What is needed | Search the material below for the string "Marketers" and extract each line that has it.

Input for this task |
☆ ☆ ☆ ☆ ☆

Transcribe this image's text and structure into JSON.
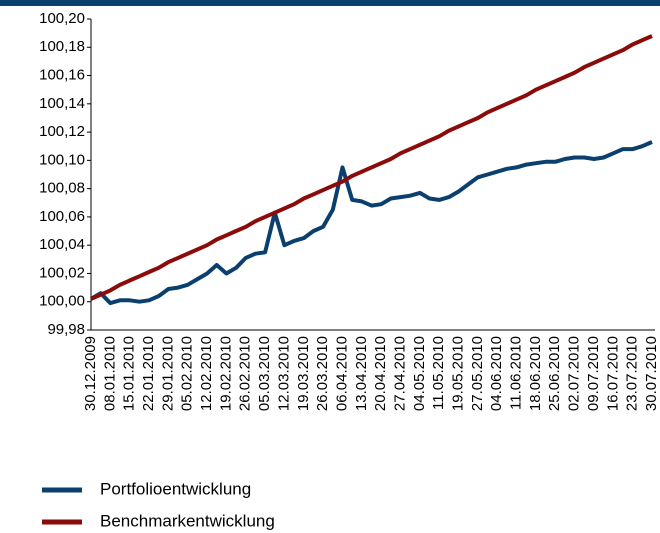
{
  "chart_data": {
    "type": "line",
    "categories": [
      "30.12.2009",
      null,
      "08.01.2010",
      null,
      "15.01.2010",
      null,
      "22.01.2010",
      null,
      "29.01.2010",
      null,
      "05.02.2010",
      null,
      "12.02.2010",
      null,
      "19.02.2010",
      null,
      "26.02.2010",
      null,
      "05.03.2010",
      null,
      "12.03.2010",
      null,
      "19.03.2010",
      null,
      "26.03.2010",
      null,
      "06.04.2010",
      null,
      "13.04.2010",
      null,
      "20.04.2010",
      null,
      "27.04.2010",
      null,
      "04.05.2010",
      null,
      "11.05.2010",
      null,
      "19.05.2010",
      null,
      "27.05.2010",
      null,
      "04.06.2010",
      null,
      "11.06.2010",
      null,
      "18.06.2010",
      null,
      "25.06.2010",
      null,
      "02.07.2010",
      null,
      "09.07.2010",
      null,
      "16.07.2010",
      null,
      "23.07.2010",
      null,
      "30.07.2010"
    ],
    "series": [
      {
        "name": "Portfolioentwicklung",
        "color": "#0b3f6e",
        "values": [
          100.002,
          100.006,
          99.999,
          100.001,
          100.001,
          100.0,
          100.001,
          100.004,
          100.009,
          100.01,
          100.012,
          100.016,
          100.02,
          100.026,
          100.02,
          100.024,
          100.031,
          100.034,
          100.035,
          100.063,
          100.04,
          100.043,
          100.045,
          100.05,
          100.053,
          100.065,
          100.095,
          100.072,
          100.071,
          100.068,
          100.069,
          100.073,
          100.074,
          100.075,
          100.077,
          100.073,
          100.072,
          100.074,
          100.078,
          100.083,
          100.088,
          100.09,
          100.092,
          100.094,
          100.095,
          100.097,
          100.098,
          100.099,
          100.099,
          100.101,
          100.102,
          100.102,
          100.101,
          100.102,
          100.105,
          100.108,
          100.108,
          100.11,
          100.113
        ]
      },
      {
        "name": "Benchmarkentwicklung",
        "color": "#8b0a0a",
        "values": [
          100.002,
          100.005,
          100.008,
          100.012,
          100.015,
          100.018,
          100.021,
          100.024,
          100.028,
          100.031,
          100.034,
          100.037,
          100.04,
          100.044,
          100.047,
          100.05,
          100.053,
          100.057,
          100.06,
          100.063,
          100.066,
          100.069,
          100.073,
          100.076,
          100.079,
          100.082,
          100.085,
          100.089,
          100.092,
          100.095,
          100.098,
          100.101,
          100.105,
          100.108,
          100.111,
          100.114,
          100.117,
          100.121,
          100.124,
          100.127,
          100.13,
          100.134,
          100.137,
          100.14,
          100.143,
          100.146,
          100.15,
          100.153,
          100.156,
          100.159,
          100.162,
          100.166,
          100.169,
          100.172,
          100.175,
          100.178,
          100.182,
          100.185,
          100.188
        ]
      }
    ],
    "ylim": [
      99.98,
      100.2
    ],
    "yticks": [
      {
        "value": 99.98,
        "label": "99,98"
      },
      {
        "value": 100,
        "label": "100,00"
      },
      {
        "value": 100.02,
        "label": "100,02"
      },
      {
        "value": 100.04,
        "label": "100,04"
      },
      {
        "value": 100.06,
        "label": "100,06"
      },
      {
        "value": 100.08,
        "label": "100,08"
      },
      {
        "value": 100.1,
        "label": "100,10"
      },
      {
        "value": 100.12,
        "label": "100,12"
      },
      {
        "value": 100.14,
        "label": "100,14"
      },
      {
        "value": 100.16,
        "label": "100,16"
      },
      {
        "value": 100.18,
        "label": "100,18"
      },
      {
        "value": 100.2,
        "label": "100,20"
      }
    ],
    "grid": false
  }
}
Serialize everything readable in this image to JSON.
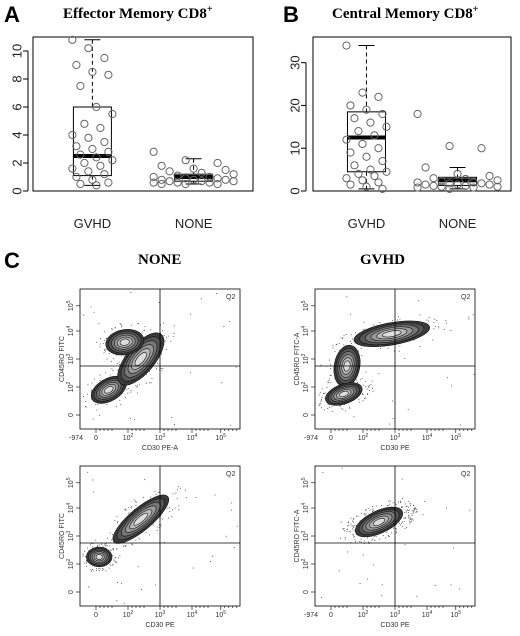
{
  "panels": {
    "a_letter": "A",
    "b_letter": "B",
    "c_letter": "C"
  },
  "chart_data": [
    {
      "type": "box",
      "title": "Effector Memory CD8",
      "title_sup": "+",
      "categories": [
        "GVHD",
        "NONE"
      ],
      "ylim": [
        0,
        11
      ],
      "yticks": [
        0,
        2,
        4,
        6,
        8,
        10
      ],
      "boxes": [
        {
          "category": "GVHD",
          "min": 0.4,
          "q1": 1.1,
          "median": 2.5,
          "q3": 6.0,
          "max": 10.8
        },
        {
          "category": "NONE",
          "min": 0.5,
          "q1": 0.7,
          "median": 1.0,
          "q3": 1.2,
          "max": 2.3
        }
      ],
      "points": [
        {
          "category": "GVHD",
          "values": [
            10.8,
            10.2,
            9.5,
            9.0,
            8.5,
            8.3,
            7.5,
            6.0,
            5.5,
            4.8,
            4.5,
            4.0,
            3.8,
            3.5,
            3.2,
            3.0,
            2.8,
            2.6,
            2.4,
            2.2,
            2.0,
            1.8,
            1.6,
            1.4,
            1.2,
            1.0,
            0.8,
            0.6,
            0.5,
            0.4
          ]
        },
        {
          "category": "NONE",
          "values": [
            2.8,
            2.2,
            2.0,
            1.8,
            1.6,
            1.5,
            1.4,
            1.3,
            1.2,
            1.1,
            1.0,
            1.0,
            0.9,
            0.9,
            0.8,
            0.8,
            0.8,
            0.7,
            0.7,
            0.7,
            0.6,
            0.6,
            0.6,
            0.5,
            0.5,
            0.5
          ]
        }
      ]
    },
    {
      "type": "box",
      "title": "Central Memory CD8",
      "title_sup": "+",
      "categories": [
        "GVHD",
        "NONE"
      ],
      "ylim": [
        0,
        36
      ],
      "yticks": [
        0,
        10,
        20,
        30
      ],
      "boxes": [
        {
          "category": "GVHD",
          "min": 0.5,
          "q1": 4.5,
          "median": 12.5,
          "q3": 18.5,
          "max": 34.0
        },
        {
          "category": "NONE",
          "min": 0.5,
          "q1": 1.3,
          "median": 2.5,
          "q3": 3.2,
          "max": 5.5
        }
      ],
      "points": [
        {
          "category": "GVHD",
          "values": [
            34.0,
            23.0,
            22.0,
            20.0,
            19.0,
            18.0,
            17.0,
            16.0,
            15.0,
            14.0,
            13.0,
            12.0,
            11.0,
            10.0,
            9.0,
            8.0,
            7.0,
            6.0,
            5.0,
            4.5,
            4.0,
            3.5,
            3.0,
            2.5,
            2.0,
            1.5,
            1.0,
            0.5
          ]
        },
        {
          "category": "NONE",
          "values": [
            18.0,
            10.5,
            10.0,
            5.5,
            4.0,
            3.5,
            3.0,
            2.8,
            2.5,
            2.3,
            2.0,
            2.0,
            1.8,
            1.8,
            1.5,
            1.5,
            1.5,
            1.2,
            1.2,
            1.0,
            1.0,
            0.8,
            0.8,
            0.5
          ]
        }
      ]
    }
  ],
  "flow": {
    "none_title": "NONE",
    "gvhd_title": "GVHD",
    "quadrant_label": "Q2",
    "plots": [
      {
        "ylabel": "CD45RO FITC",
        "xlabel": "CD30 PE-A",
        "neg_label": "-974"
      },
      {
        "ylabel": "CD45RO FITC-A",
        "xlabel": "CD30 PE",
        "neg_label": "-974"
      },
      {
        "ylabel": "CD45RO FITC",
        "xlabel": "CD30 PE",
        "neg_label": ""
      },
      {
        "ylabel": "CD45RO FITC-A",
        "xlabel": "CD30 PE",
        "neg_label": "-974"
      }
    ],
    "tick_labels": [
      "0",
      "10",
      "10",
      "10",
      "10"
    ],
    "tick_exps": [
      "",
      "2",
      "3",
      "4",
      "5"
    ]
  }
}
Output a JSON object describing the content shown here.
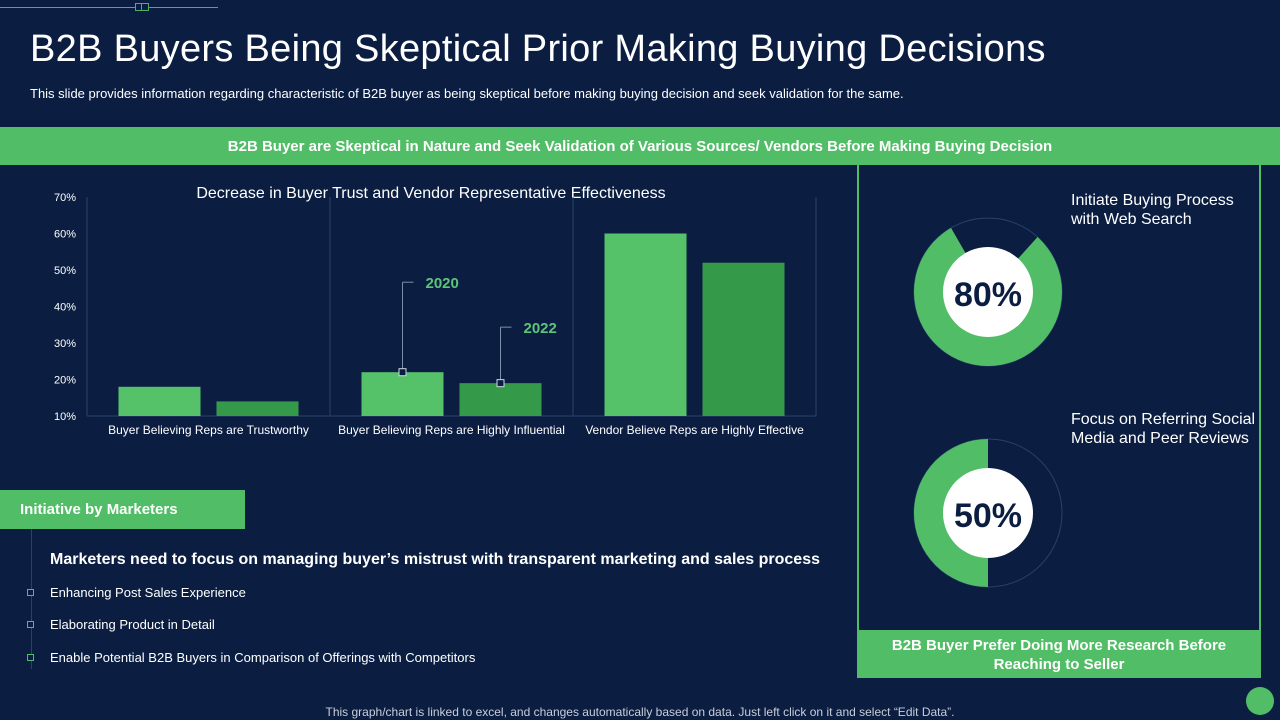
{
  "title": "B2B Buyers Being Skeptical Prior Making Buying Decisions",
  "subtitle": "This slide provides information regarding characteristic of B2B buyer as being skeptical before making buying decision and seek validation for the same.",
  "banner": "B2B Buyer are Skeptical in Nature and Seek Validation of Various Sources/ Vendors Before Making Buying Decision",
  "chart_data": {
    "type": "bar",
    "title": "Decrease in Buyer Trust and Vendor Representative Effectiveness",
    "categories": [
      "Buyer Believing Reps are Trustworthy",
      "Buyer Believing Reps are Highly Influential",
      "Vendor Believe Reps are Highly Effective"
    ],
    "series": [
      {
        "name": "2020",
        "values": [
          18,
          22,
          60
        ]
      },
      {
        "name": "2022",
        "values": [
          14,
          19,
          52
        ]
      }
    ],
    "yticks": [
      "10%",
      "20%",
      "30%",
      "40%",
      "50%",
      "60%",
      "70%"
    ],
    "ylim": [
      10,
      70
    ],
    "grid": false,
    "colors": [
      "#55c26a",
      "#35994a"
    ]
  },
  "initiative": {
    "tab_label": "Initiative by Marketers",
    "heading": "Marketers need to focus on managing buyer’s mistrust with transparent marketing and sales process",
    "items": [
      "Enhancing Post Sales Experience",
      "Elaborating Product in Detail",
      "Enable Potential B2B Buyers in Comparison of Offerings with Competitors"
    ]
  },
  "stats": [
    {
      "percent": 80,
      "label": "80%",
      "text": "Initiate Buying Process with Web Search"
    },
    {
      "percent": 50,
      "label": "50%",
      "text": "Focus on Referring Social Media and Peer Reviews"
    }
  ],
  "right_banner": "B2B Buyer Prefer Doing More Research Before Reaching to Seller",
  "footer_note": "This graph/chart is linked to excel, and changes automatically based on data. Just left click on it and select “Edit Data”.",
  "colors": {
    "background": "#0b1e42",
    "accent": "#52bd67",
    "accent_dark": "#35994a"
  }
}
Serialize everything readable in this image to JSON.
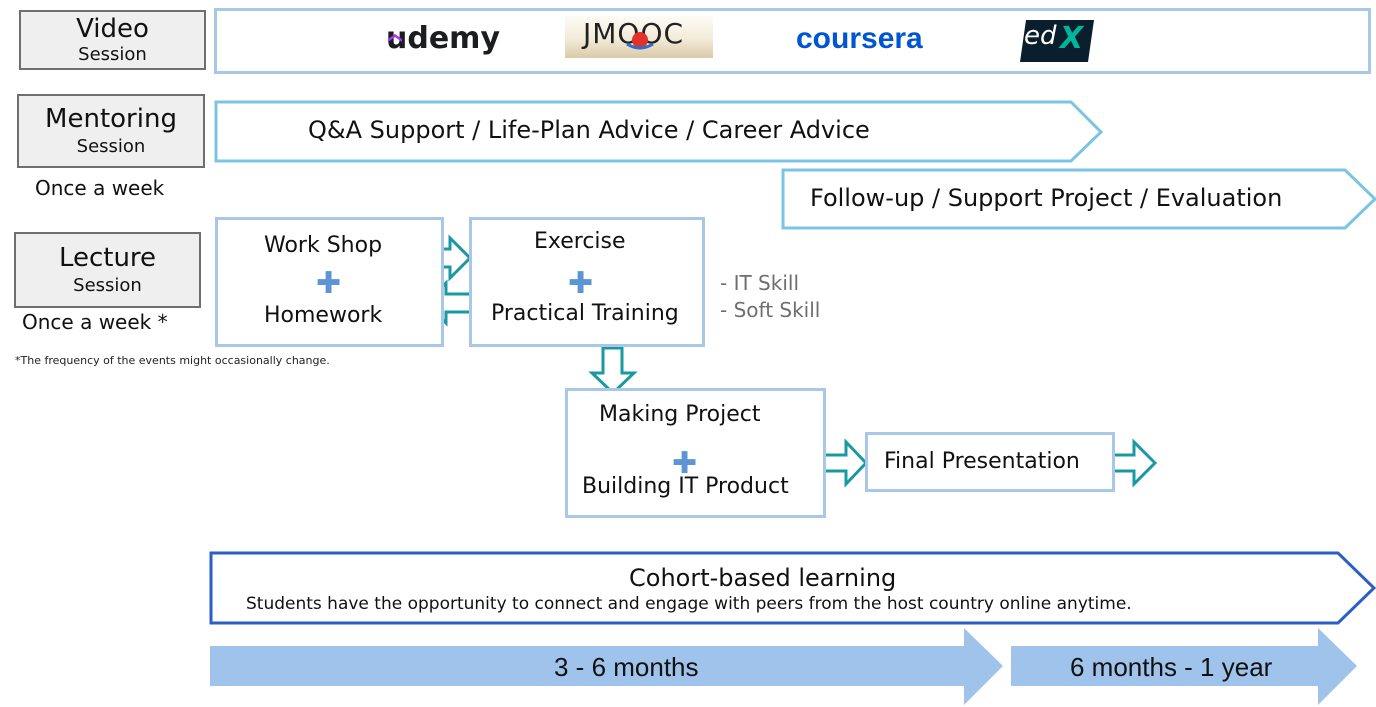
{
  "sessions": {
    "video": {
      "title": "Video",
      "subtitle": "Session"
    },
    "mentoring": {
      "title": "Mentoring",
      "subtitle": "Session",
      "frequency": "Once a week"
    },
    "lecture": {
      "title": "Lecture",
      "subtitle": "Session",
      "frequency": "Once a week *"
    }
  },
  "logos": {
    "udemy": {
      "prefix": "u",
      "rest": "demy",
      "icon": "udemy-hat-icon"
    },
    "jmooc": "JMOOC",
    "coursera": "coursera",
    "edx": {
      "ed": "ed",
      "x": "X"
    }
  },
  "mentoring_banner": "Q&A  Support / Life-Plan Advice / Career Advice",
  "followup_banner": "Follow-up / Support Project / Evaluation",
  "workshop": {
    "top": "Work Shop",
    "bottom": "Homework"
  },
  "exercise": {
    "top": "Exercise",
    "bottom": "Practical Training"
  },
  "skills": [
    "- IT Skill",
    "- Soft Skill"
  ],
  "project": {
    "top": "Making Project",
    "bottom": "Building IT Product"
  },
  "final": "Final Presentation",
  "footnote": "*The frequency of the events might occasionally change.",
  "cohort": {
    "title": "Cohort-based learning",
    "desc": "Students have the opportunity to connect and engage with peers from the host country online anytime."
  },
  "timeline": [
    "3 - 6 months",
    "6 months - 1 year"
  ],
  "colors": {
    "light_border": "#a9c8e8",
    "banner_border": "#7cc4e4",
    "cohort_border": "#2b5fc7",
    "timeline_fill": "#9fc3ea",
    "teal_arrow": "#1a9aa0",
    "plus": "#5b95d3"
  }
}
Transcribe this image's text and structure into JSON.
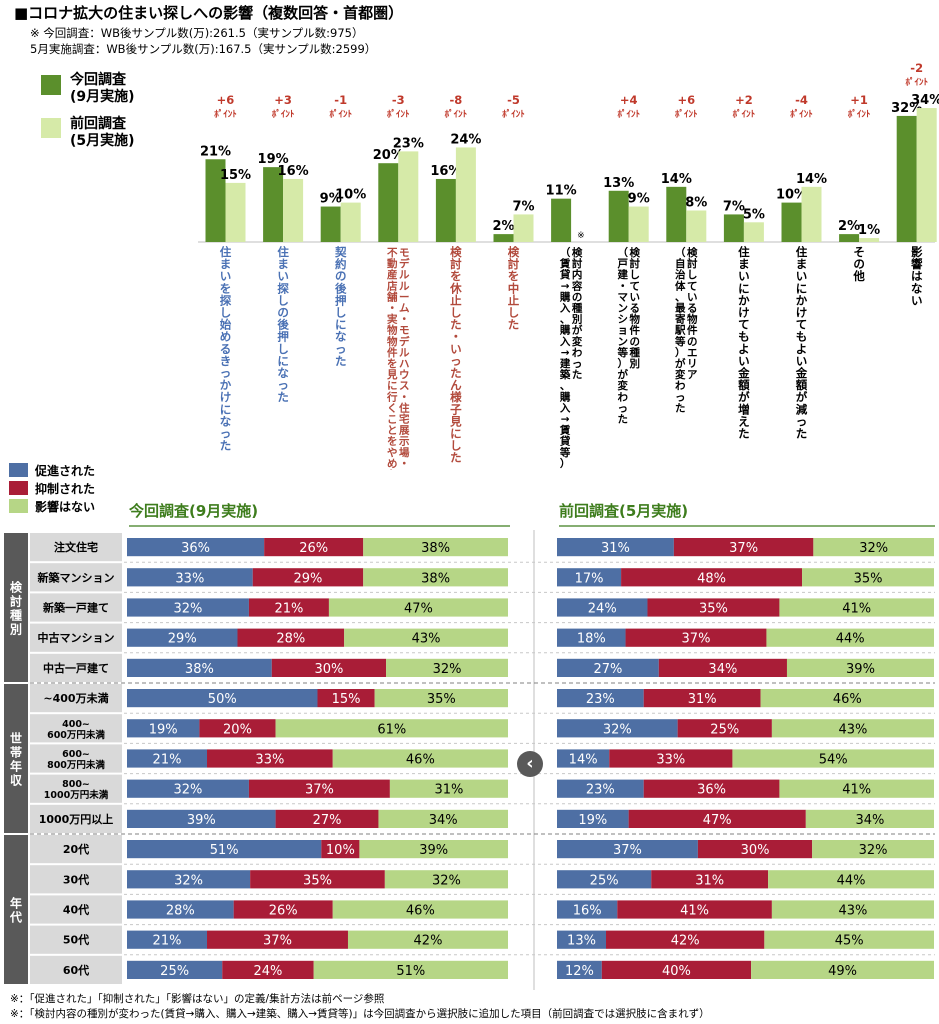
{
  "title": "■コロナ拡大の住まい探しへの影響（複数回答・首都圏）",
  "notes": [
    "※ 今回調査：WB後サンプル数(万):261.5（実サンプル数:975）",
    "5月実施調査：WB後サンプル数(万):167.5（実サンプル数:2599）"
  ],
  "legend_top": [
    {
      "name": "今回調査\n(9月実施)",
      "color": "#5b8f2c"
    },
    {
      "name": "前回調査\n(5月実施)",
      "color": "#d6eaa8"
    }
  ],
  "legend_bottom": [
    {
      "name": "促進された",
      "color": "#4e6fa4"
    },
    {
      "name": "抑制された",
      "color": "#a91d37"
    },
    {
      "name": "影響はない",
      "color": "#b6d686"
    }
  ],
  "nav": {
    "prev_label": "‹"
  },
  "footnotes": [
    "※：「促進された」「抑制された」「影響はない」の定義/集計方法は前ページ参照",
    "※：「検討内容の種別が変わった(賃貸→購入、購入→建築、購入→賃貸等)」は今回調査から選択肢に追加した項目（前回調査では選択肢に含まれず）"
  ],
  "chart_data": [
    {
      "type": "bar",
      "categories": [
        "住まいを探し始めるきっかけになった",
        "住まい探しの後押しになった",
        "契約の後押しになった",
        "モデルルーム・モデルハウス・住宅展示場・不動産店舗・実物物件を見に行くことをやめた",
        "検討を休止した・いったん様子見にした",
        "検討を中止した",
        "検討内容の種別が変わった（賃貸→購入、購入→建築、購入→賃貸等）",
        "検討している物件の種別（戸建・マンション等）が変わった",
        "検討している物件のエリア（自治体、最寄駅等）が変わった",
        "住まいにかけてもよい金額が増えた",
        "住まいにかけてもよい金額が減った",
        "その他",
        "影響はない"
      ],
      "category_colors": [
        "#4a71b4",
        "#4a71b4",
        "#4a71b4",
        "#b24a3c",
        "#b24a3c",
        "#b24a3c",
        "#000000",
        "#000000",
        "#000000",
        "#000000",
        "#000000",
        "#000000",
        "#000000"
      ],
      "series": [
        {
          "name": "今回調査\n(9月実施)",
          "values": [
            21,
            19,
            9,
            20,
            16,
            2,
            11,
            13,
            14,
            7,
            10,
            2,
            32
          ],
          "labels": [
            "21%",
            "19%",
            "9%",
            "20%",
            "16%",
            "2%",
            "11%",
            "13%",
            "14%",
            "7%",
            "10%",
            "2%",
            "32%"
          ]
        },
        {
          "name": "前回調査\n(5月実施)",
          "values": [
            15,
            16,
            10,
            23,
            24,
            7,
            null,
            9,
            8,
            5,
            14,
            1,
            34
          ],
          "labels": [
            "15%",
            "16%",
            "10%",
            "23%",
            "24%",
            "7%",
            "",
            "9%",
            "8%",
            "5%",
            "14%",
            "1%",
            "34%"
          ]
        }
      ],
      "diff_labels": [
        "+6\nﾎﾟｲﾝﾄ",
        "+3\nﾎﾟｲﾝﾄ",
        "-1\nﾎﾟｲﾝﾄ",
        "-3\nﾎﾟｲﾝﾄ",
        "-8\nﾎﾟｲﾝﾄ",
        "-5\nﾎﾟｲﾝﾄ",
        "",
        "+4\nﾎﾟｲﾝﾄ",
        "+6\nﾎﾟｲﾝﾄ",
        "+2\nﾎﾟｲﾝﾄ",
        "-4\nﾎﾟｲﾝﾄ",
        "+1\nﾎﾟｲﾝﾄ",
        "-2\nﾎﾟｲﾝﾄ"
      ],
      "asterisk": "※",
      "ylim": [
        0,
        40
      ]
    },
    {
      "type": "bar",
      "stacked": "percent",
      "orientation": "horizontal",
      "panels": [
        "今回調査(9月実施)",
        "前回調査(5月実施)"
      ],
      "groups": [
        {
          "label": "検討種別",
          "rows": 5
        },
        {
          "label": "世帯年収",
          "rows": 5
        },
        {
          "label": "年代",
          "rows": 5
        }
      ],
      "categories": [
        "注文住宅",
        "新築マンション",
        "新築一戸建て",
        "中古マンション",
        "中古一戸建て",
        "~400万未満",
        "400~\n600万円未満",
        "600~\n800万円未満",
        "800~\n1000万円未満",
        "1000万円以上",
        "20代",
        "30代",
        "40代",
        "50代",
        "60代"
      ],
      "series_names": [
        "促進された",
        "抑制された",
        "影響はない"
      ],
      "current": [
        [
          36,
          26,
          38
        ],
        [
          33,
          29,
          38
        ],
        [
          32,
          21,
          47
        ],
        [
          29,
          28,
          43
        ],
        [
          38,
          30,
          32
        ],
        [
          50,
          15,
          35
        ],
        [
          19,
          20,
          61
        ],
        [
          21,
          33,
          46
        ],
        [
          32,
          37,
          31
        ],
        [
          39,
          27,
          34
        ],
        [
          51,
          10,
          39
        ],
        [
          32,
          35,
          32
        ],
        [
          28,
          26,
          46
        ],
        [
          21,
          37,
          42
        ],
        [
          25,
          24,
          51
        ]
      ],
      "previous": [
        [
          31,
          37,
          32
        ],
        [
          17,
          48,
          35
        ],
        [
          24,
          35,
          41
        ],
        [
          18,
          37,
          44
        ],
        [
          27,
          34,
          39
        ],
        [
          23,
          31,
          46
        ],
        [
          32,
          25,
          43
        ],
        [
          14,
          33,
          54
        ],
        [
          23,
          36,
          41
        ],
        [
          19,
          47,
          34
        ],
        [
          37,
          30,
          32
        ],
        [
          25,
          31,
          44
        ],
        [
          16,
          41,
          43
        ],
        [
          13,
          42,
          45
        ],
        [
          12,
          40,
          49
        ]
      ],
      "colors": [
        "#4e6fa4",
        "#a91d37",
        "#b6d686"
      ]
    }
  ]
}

☆ ☆ ☆ ☆ ☆

Reply |
    "tab_label": "Initiative by Marketers",
    "heading": "Marketers need to focus on managing buyer’s mistrust with transparent marketing and sales process",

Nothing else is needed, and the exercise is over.